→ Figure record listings
- - -
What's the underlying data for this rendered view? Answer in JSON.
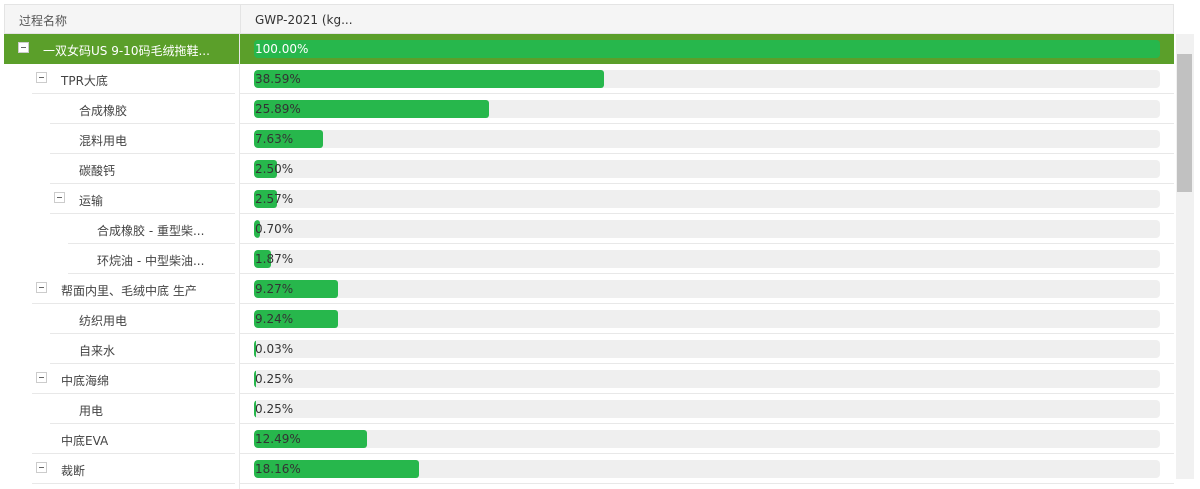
{
  "header": {
    "name_column": "过程名称",
    "value_column": "GWP-2021 (kg..."
  },
  "rows": [
    {
      "name": "一双女码US 9-10码毛绒拖鞋...",
      "level": 0,
      "expandable": true,
      "value": 100,
      "label": "100.00%"
    },
    {
      "name": "TPR大底",
      "level": 1,
      "expandable": true,
      "value": 38.59,
      "label": "38.59%"
    },
    {
      "name": "合成橡胶",
      "level": 2,
      "expandable": false,
      "value": 25.89,
      "label": "25.89%"
    },
    {
      "name": "混料用电",
      "level": 2,
      "expandable": false,
      "value": 7.63,
      "label": "7.63%"
    },
    {
      "name": "碳酸钙",
      "level": 2,
      "expandable": false,
      "value": 2.5,
      "label": "2.50%"
    },
    {
      "name": "运输",
      "level": 2,
      "expandable": true,
      "value": 2.57,
      "label": "2.57%"
    },
    {
      "name": "合成橡胶 - 重型柴...",
      "level": 3,
      "expandable": false,
      "value": 0.7,
      "label": "0.70%"
    },
    {
      "name": "环烷油 - 中型柴油...",
      "level": 3,
      "expandable": false,
      "value": 1.87,
      "label": "1.87%"
    },
    {
      "name": "帮面内里、毛绒中底 生产",
      "level": 1,
      "expandable": true,
      "value": 9.27,
      "label": "9.27%"
    },
    {
      "name": "纺织用电",
      "level": 2,
      "expandable": false,
      "value": 9.24,
      "label": "9.24%"
    },
    {
      "name": "自来水",
      "level": 2,
      "expandable": false,
      "value": 0.03,
      "label": "0.03%"
    },
    {
      "name": "中底海绵",
      "level": 1,
      "expandable": true,
      "value": 0.25,
      "label": "0.25%"
    },
    {
      "name": "用电",
      "level": 2,
      "expandable": false,
      "value": 0.25,
      "label": "0.25%"
    },
    {
      "name": "中底EVA",
      "level": 1,
      "expandable": false,
      "value": 12.49,
      "label": "12.49%"
    },
    {
      "name": "裁断",
      "level": 1,
      "expandable": true,
      "value": 18.16,
      "label": "18.16%"
    }
  ]
}
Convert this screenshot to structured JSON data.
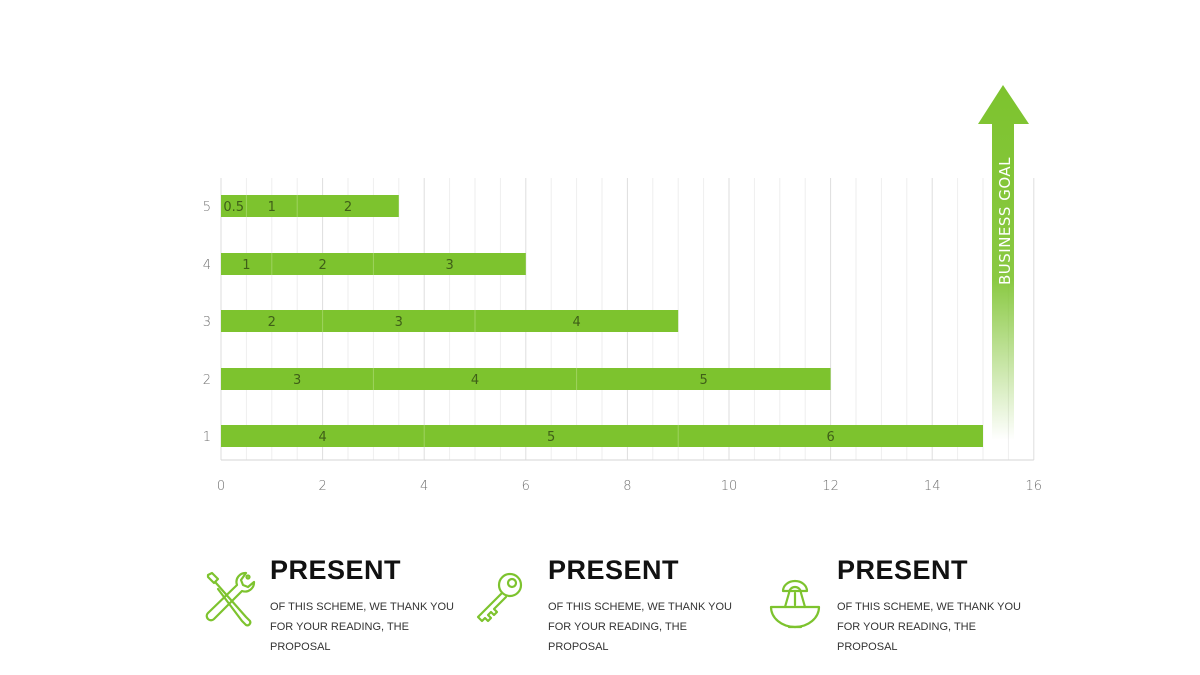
- - -
→ Objective
Retype the data above exactly; pictures are not part of the copy.

→ Final result
What's the underlying data for this rendered view? Answer in JSON.
{
  "header": {
    "name_column": "过程名称",
    "value_column": "GWP-2021 (kg..."
  },
  "rows": [
    {
      "name": "一双女码US 9-10码毛绒拖鞋...",
      "level": 0,
      "expandable": true,
      "value": 100,
      "label": "100.00%"
    },
    {
      "name": "TPR大底",
      "level": 1,
      "expandable": true,
      "value": 38.59,
      "label": "38.59%"
    },
    {
      "name": "合成橡胶",
      "level": 2,
      "expandable": false,
      "value": 25.89,
      "label": "25.89%"
    },
    {
      "name": "混料用电",
      "level": 2,
      "expandable": false,
      "value": 7.63,
      "label": "7.63%"
    },
    {
      "name": "碳酸钙",
      "level": 2,
      "expandable": false,
      "value": 2.5,
      "label": "2.50%"
    },
    {
      "name": "运输",
      "level": 2,
      "expandable": true,
      "value": 2.57,
      "label": "2.57%"
    },
    {
      "name": "合成橡胶 - 重型柴...",
      "level": 3,
      "expandable": false,
      "value": 0.7,
      "label": "0.70%"
    },
    {
      "name": "环烷油 - 中型柴油...",
      "level": 3,
      "expandable": false,
      "value": 1.87,
      "label": "1.87%"
    },
    {
      "name": "帮面内里、毛绒中底 生产",
      "level": 1,
      "expandable": true,
      "value": 9.27,
      "label": "9.27%"
    },
    {
      "name": "纺织用电",
      "level": 2,
      "expandable": false,
      "value": 9.24,
      "label": "9.24%"
    },
    {
      "name": "自来水",
      "level": 2,
      "expandable": false,
      "value": 0.03,
      "label": "0.03%"
    },
    {
      "name": "中底海绵",
      "level": 1,
      "expandable": true,
      "value": 0.25,
      "label": "0.25%"
    },
    {
      "name": "用电",
      "level": 2,
      "expandable": false,
      "value": 0.25,
      "label": "0.25%"
    },
    {
      "name": "中底EVA",
      "level": 1,
      "expandable": false,
      "value": 12.49,
      "label": "12.49%"
    },
    {
      "name": "裁断",
      "level": 1,
      "expandable": true,
      "value": 18.16,
      "label": "18.16%"
    }
  ]
}
Convert this screenshot to structured JSON data.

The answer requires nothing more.